▸ **What you have to do**
Each line of the data that includes the string "modelo" is to be copied out.

▸ **Stored rows**
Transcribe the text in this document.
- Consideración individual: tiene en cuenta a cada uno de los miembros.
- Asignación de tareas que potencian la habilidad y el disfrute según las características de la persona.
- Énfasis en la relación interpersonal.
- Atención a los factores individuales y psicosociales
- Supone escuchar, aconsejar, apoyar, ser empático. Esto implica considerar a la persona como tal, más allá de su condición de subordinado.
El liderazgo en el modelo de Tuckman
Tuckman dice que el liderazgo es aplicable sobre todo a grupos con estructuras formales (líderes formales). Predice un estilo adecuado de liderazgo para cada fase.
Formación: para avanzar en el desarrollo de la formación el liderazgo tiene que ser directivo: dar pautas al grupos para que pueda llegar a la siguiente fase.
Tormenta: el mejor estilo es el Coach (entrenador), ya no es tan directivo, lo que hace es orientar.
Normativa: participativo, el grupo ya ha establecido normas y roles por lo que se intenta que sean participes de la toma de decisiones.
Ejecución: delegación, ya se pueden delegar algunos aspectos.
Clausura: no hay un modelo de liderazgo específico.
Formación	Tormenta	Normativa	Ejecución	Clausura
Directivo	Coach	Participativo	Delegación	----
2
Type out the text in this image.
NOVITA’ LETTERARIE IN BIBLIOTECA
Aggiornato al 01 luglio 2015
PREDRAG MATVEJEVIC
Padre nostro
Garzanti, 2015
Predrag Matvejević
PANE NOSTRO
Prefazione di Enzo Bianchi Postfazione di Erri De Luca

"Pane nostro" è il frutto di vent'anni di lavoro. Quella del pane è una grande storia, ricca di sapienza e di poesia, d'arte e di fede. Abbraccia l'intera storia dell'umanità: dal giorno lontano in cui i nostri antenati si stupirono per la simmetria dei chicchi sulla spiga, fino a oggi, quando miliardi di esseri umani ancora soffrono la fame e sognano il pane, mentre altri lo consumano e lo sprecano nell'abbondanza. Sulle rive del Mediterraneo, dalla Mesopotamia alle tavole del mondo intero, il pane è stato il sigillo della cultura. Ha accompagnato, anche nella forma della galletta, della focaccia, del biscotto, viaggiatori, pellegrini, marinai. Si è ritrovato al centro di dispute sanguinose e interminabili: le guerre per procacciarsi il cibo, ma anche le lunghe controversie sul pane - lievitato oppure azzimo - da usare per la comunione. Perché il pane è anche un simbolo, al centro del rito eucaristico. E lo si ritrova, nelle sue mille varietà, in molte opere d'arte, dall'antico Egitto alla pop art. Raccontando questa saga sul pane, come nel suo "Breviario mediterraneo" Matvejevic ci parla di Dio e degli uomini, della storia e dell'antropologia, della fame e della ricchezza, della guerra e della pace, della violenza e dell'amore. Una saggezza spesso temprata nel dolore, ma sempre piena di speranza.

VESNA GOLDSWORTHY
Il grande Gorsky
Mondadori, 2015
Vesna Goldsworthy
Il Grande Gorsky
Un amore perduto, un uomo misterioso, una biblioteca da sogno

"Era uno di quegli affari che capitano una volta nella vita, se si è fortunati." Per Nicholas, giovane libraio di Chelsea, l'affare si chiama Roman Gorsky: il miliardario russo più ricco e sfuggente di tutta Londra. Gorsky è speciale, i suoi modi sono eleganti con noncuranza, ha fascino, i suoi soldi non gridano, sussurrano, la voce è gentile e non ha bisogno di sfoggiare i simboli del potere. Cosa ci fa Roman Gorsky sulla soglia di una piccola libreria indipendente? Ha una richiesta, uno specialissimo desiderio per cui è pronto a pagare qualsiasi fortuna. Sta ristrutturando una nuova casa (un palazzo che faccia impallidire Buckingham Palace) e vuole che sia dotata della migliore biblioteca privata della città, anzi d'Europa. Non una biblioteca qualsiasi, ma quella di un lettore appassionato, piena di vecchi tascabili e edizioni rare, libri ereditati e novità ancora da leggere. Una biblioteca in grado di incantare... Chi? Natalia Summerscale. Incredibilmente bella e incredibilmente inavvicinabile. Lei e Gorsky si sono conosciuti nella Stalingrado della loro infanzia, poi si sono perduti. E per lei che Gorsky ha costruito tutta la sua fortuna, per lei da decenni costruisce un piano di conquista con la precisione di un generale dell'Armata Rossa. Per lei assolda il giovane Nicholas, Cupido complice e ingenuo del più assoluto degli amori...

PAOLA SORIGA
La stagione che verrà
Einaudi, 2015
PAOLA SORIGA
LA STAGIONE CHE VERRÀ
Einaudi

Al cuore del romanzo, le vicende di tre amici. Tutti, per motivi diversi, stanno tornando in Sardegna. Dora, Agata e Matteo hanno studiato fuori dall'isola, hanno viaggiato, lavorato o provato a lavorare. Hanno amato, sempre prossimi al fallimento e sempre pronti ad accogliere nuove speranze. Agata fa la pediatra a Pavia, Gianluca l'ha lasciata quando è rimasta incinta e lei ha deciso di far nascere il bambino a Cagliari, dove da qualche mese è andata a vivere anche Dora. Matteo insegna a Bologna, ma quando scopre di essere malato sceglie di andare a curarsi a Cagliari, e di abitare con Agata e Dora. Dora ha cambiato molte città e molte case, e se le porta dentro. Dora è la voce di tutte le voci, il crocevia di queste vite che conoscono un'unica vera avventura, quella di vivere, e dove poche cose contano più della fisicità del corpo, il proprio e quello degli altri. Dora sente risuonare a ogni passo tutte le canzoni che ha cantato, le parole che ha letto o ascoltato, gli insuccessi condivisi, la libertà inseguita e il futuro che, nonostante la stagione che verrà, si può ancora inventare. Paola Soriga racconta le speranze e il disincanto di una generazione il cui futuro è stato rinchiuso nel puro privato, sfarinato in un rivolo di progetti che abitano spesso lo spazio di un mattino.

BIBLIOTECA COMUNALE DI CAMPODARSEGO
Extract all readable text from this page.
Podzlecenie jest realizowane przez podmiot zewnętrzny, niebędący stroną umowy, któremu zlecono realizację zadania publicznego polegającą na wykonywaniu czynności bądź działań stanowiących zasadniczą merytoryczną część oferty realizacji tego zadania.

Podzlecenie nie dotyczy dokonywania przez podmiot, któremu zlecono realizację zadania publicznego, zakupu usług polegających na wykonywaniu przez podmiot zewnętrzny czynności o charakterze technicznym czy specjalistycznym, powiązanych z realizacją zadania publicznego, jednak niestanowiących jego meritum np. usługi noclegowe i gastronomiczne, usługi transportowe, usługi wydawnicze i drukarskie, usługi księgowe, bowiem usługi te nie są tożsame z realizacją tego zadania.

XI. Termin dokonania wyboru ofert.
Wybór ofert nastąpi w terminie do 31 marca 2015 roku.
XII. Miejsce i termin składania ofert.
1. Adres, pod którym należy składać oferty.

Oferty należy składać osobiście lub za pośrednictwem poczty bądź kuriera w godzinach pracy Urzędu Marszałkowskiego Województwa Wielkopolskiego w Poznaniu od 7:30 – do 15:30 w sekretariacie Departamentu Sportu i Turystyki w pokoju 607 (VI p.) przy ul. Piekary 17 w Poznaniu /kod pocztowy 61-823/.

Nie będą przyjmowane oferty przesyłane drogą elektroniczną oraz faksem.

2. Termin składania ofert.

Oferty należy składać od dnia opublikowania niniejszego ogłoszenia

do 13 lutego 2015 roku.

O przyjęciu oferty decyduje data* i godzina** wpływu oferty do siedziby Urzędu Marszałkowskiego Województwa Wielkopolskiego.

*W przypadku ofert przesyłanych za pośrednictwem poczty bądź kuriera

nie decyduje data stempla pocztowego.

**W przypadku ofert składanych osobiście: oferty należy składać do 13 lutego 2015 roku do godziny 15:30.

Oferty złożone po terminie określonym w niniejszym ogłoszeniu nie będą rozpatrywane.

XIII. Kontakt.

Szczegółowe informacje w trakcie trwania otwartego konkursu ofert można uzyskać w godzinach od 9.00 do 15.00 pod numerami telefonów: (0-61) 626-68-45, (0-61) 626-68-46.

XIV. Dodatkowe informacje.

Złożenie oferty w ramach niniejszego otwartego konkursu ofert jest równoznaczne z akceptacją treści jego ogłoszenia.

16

▸ **Solution for this exercise**
El liderazgo en el modelo de Tuckman
Clausura: no hay un modelo de liderazgo específico.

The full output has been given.